Repeat, line for line, the entries printed below.
======== Data listing
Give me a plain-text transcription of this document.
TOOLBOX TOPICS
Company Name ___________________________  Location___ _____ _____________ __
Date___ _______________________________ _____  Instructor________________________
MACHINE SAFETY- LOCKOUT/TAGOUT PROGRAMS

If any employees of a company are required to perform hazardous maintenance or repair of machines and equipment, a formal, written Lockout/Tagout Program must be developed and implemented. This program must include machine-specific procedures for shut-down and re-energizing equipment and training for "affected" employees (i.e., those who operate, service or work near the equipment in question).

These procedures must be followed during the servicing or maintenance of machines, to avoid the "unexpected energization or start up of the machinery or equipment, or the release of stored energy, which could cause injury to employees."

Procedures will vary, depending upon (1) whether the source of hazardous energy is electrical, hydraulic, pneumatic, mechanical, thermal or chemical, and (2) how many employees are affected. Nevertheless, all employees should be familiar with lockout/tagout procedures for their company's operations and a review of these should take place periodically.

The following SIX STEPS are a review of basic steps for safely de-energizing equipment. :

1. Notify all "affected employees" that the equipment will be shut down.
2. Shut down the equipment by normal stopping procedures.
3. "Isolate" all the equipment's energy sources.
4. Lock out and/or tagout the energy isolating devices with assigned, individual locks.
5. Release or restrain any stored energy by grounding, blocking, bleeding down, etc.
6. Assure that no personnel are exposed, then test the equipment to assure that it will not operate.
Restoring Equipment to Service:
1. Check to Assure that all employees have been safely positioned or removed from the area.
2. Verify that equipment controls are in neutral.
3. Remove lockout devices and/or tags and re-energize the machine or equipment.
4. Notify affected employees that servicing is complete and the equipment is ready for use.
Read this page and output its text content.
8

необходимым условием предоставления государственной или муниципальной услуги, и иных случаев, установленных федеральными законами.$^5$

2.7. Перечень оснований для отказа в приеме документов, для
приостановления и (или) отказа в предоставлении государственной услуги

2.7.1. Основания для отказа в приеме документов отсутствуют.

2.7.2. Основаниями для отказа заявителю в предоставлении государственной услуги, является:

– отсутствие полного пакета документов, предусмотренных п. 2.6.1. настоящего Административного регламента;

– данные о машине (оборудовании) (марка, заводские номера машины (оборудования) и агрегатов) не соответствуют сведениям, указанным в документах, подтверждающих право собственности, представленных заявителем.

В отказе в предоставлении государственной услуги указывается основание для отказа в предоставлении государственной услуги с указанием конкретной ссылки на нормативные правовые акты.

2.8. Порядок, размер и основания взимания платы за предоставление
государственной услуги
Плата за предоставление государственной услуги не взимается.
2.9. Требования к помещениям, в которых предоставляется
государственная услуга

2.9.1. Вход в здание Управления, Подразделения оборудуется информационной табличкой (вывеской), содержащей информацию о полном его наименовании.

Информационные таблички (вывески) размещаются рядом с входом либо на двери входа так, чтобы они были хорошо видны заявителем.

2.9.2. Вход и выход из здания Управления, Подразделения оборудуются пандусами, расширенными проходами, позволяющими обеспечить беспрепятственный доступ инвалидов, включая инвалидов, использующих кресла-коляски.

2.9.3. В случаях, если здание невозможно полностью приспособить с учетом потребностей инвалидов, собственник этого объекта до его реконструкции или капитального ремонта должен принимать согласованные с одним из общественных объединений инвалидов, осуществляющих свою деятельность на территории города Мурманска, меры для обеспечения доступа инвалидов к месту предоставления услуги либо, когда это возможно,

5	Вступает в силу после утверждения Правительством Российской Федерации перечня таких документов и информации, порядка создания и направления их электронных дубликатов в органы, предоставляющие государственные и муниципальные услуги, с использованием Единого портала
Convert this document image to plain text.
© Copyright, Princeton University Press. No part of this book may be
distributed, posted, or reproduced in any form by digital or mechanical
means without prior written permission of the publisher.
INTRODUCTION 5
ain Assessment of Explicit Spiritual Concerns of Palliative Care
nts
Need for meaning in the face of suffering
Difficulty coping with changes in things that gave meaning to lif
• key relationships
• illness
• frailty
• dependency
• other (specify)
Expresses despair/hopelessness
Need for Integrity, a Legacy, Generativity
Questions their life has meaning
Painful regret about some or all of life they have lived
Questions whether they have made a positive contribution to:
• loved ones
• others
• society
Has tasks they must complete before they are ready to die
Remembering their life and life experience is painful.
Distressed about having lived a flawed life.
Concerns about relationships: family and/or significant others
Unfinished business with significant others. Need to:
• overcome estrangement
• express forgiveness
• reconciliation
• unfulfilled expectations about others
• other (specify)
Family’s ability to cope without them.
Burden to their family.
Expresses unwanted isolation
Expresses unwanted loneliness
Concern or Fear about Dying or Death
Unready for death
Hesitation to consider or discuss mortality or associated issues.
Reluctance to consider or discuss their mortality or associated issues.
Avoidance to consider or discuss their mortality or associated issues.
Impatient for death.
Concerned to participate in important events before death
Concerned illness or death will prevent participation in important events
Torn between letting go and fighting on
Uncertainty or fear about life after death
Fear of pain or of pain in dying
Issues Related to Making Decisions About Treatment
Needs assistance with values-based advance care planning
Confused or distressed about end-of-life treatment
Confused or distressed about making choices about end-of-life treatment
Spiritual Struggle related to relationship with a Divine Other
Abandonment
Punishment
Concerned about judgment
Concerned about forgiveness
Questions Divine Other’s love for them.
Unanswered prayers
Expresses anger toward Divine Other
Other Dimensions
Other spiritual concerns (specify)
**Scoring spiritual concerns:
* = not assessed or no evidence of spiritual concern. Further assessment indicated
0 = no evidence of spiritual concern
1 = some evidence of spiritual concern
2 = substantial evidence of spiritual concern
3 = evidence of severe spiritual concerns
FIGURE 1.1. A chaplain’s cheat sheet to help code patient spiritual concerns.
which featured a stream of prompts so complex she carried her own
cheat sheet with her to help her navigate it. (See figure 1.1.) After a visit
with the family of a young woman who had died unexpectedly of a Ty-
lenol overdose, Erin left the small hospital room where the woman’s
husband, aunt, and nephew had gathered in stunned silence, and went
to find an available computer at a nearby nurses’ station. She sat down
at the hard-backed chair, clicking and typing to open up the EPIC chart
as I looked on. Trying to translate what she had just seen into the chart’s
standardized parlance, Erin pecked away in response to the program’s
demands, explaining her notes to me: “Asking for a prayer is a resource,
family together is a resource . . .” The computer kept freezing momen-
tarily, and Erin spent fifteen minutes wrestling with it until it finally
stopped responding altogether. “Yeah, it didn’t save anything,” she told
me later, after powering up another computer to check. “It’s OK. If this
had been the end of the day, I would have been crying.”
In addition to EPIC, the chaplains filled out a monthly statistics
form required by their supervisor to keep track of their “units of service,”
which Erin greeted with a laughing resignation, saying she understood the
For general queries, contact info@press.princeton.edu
================
Answer to the task:
Give me a plain-text transcription of this document.
TOOLBOX TOPICS
Company Name ___________________________  Location___ _____ _____________ __
Date___ _______________________________ _____  Instructor________________________
MACHINE SAFETY- LOCKOUT/TAGOUT PROGRAMS

If any employees of a company are required to perform hazardous maintenance or repair of machines and equipment, a formal, written Lockout/Tagout Program must be developed and implemented. This program must include machine-specific procedures for shut-down and re-energizing equipment and training for "affected" employees (i.e., those who operate, service or work near the equipment in question).

These procedures must be followed during the servicing or maintenance of machines, to avoid the "unexpected energization or start up of the machinery or equipment, or the release of stored energy, which could cause injury to employees."

Procedures will vary, depending upon (1) whether the source of hazardous energy is electrical, hydraulic, pneumatic, mechanical, thermal or chemical, and (2) how many employees are affected. Nevertheless, all employees should be familiar with lockout/tagout procedures for their company's operations and a review of these should take place periodically.

The following SIX STEPS are a review of basic steps for safely de-energizing equipment. :

1. Notify all "affected employees" that the equipment will be shut down.
2. Shut down the equipment by normal stopping procedures.
3. "Isolate" all the equipment's energy sources.
4. Lock out and/or tagout the energy isolating devices with assigned, individual locks.
5. Release or restrain any stored energy by grounding, blocking, bleeding down, etc.
6. Assure that no personnel are exposed, then test the equipment to assure that it will not operate.
Restoring Equipment to Service:
1. Check to Assure that all employees have been safely positioned or removed from the area.
2. Verify that equipment controls are in neutral.
3. Remove lockout devices and/or tags and re-energize the machine or equipment.
4. Notify affected employees that servicing is complete and the equipment is ready for use.
Read this page and output its text content.
8

необходимым условием предоставления государственной или муниципальной услуги, и иных случаев, установленных федеральными законами.$^5$

2.7. Перечень оснований для отказа в приеме документов, для
приостановления и (или) отказа в предоставлении государственной услуги

2.7.1. Основания для отказа в приеме документов отсутствуют.

2.7.2. Основаниями для отказа заявителю в предоставлении государственной услуги, является:

– отсутствие полного пакета документов, предусмотренных п. 2.6.1. настоящего Административного регламента;

– данные о машине (оборудовании) (марка, заводские номера машины (оборудования) и агрегатов) не соответствуют сведениям, указанным в документах, подтверждающих право собственности, представленных заявителем.

В отказе в предоставлении государственной услуги указывается основание для отказа в предоставлении государственной услуги с указанием конкретной ссылки на нормативные правовые акты.

2.8. Порядок, размер и основания взимания платы за предоставление
государственной услуги
Плата за предоставление государственной услуги не взимается.
2.9. Требования к помещениям, в которых предоставляется
государственная услуга

2.9.1. Вход в здание Управления, Подразделения оборудуется информационной табличкой (вывеской), содержащей информацию о полном его наименовании.

Информационные таблички (вывески) размещаются рядом с входом либо на двери входа так, чтобы они были хорошо видны заявителем.

2.9.2. Вход и выход из здания Управления, Подразделения оборудуются пандусами, расширенными проходами, позволяющими обеспечить беспрепятственный доступ инвалидов, включая инвалидов, использующих кресла-коляски.

2.9.3. В случаях, если здание невозможно полностью приспособить с учетом потребностей инвалидов, собственник этого объекта до его реконструкции или капитального ремонта должен принимать согласованные с одним из общественных объединений инвалидов, осуществляющих свою деятельность на территории города Мурманска, меры для обеспечения доступа инвалидов к месту предоставления услуги либо, когда это возможно,

5	Вступает в силу после утверждения Правительством Российской Федерации перечня таких документов и информации, порядка создания и направления их электронных дубликатов в органы, предоставляющие государственные и муниципальные услуги, с использованием Единого портала
Convert this document image to plain text.
© Copyright, Princeton University Press. No part of this book may be
distributed, posted, or reproduced in any form by digital or mechanical
means without prior written permission of the publisher.
INTRODUCTION 5
ain Assessment of Explicit Spiritual Concerns of Palliative Care
nts
Need for meaning in the face of suffering
Difficulty coping with changes in things that gave meaning to lif
• key relationships
• illness
• frailty
• dependency
• other (specify)
Expresses despair/hopelessness
Need for Integrity, a Legacy, Generativity
Questions their life has meaning
Painful regret about some or all of life they have lived
Questions whether they have made a positive contribution to:
• loved ones
• others
• society
Has tasks they must complete before they are ready to die
Remembering their life and life experience is painful.
Distressed about having lived a flawed life.
Concerns about relationships: family and/or significant others
Unfinished business with significant others. Need to:
• overcome estrangement
• express forgiveness
• reconciliation
• unfulfilled expectations about others
• other (specify)
Family’s ability to cope without them.
Burden to their family.
Expresses unwanted isolation
Expresses unwanted loneliness
Concern or Fear about Dying or Death
Unready for death
Hesitation to consider or discuss mortality or associated issues.
Reluctance to consider or discuss their mortality or associated issues.
Avoidance to consider or discuss their mortality or associated issues.
Impatient for death.
Concerned to participate in important events before death
Concerned illness or death will prevent participation in important events
Torn between letting go and fighting on
Uncertainty or fear about life after death
Fear of pain or of pain in dying
Issues Related to Making Decisions About Treatment
Needs assistance with values-based advance care planning
Confused or distressed about end-of-life treatment
Confused or distressed about making choices about end-of-life treatment
Spiritual Struggle related to relationship with a Divine Other
Abandonment
Punishment
Concerned about judgment
Concerned about forgiveness
Questions Divine Other’s love for them.
Unanswered prayers
Expresses anger toward Divine Other
Other Dimensions
Other spiritual concerns (specify)
**Scoring spiritual concerns:
* = not assessed or no evidence of spiritual concern. Further assessment indicated
0 = no evidence of spiritual concern
1 = some evidence of spiritual concern
2 = substantial evidence of spiritual concern
3 = evidence of severe spiritual concerns
FIGURE 1.1. A chaplain’s cheat sheet to help code patient spiritual concerns.
which featured a stream of prompts so complex she carried her own
cheat sheet with her to help her navigate it. (See figure 1.1.) After a visit
with the family of a young woman who had died unexpectedly of a Ty-
lenol overdose, Erin left the small hospital room where the woman’s
husband, aunt, and nephew had gathered in stunned silence, and went
to find an available computer at a nearby nurses’ station. She sat down
at the hard-backed chair, clicking and typing to open up the EPIC chart
as I looked on. Trying to translate what she had just seen into the chart’s
standardized parlance, Erin pecked away in response to the program’s
demands, explaining her notes to me: “Asking for a prayer is a resource,
family together is a resource . . .” The computer kept freezing momen-
tarily, and Erin spent fifteen minutes wrestling with it until it finally
stopped responding altogether. “Yeah, it didn’t save anything,” she told
me later, after powering up another computer to check. “It’s OK. If this
had been the end of the day, I would have been crying.”
In addition to EPIC, the chaplains filled out a monthly statistics
form required by their supervisor to keep track of their “units of service,”
which Erin greeted with a laughing resignation, saying she understood the
For general queries, contact info@press.princeton.edu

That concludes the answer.